### Что нужно сделать
Напишите продолжение текста о мироотрицании в религиозном развитии Индии, начав сразу после его последнего предложения.

3 Майтри упанишада. I. 2-4. (Упанишады. Книга 2. С. 133— 134.)

Как бы всё это ни было чуждо современному западному взгляду на жизнь и на религию, мы должны согласиться с тем, что данное отношение представляет в крайней, парадоксальной форме опыт, являющийся основополагающим в естественном религиозном опыте человечества. Без сомнения, эти миры далеки от социального конформизма Конфуция или от эллинской идеализации природы, но в религиозном отношении они более типичны.

В обоих упомянутых случаях отсутствие мироотри-цающего элемента усиливается и компенсируется наличием “подводных” идей и религиозных практик, сходных с индийскими дисциплинами спасения. Так, в Китае существует древняя даосская традиция, являющаяся мис-тической и антиобщественной и помещающая в центр фигуру святого отшельника-чудотворца; а в Греции мы имеем традицию орфиков, также являвшуюся дисциплиной спасения и путем освобождения и оказавшую реальное, хотя и скрытое, влияние на идеалы греческой философии от Пифагора и Эмпедокла до неоплатоников.

II

Тем не менее Индия представляет собой классический пример этого аспекта религиозного развития, и именно здесь мы можем лучше изучить влияние внутренней дисциплины духовного совершенствования и идеала мироотрицания на культуру и общественный строй, поскольку лишь в Индии эти концепции приобрели неоспоримое господство над всей жизнью и мыслью великой независимой культуры в течение тысячелетий.

Специфический характер развития Индии обусловлен прежде всего учением о переселении душ из одного тела в другое и из одного существования — в другое, а также связанными с ним идеями воздаяния (карма) и избавления (мокша). Эту веру в той или иной форме можно найти в великом множестве первобытных культур, но она не явлена в самом раннем памятнике индийской религиозной литературы — в Ригведе, и находит свое первое ясное выражение лишь в ранних Упанишадах. С этого времени, однако, она овладевает индийским сознанием. Перспектива бесконечного цикла рождений и смертей порождала чувство ужаса и отвращения столь же сильное, сколь и пуританский страх перед адом, и делало желание окончательного избавления господствующим мотивом религиозного поиска.

### Исходные данные

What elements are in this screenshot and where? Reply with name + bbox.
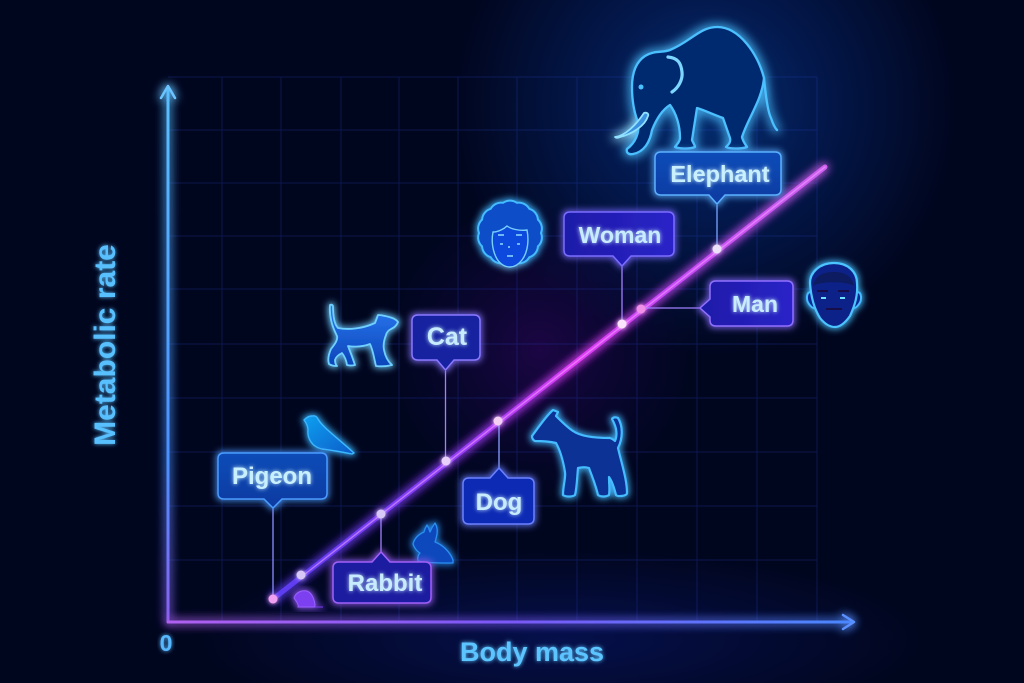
icon: dog — [532, 410, 627, 496]
icon: cat — [328, 305, 398, 366]
trend line — [273, 167, 825, 599]
callout: Cat: Cat — [427, 323, 468, 351]
callout: Rabbit: Rabbit — [348, 570, 422, 597]
callout: Man — [641, 281, 793, 326]
x axis arrow — [168, 615, 854, 629]
callout: Dog — [463, 421, 534, 524]
icon: mouse — [294, 591, 323, 607]
callout: Elephant: Elephant — [670, 161, 770, 187]
y axis arrow — [161, 86, 175, 622]
icon: man face — [807, 263, 861, 327]
axis origin zero: 0 — [160, 630, 172, 656]
callout: Dog: Dog — [476, 489, 522, 516]
icon: rabbit — [413, 523, 453, 563]
icon: pigeon — [304, 416, 354, 454]
callout: Rabbit — [333, 514, 431, 603]
icon: elephant — [615, 27, 777, 154]
icon: woman face — [478, 201, 542, 267]
data points — [268, 244, 722, 604]
callout: Pigeon — [218, 453, 327, 599]
callout: Woman: Woman — [579, 222, 661, 248]
callout: Elephant — [655, 152, 781, 249]
callout: Cat — [412, 315, 480, 461]
callout: Pigeon: Pigeon — [232, 463, 312, 490]
callout: Woman — [564, 212, 674, 324]
x axis title: Body mass — [460, 637, 604, 667]
callout: Man: Man — [732, 291, 778, 317]
y axis title: Metabolic rate — [89, 244, 122, 446]
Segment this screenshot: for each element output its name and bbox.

### Образец выполнения
Несомненно, должна была существовать масса ортодоксальных мнений, главным образом, касающихся исполнения ритуального закона и гарантии в том, что будет обеспечено должное пропитание для душ предков благодаря определенному способу жертвоприношения и шраддхи4. Но философы и религиозные вожди всё больше и больше сосредоточивались на проблеме того, как добиться освобождения от цепи перерождения, являвшейся также законом воздаяния, и через них эта озабоченность проникала всё глубже и глубже в самое сердце индийской религии.

4 Шраддха (sraddha) — ежедневная церемония, во время которой совершается подношение пищи божествам и душам усопших предков.

Стоило принять на веру непрерывность цепи существований, признанную индийцами в качестве самоочевидного факта5, как различные методы, или “пути”, выбранные для выхода за пределы этого процесса или же для его окончания, приобрели строго рациональный характер. Это верно даже по отношению к самому аскетизму, поскольку покорение тела и отрицание любого физического удовлетворения являются самым простым и очевидным способом освобождения души от привязанности к телесному существованию. Наиболее грубую форму этот метод может принять в добровольном самоубийстве, как, например, у джайнов, которые рассматривают смерть от голода (подобную альбигойской практике endura) в качестве венца религиозной жизни.

5 “Насколько я помню, немного было до и после Будды серьезных попыток доказать или опровергнуть учение о перерождении. Все школы философии, за исключением чарваков, верили в него, да и о Чарваке-сутре известно так мало, что трудно сказать, опровергали ли они это учение. Будда также принимает его как факт и не критикует” (Dasgupta S. History of Indian Philosophy. I, 87).

Но индийское сознание не удовлетворялось этим simpliste6 решением. С самого начала оно чувствовало, что внешние методы могут привести лишь к внешним результатам и что истинное освобождение должно быть духовным, и его можно достичь лишь духовными средствами. Но подлинный духовный путь — это путь знания, или метафизической интуиции, видья. Ибо человек, достигший знания, осознавший высшую истину тождественности своего сознания с Абсолютным Духом, уже не вернется обратно. Он освободился от цепи существования благодаря своему видению. Смерть и рождение больше не властны над ним. Он — одно с Брахман-Атманом.

6 Простое (лат.).

С тех пор классическое решение великих Упанишад осталось безусловным для ортодоксальной индийской мысли и философии. Это, однако же, не исключает действительности или даже необходимости моральной дисциплины и аскетических практик как подготовительных стадий на пути к достижению совершенства. Тем самым психологический аскетизм йоги, включающий в себя специальные техники для достижения полного господства над сознанием и телом для порождения состояний самогипноза и транса, является естественным вспомогательным методом по отношению к чисто метафизической дисциплине Упанишад и веданты.

Следовательно, не аскеты были ответственны за наиболее сильную критику пути знания и ортодоксальной браминской философии религии. Мощный вызов брахманизму одновременно и как пути деяния, или ритуальному действию, и как пути знания, или метафизической интуиции, исходил от этического рационализма буддизма — второй из великих мировых религий, порожденных Индией.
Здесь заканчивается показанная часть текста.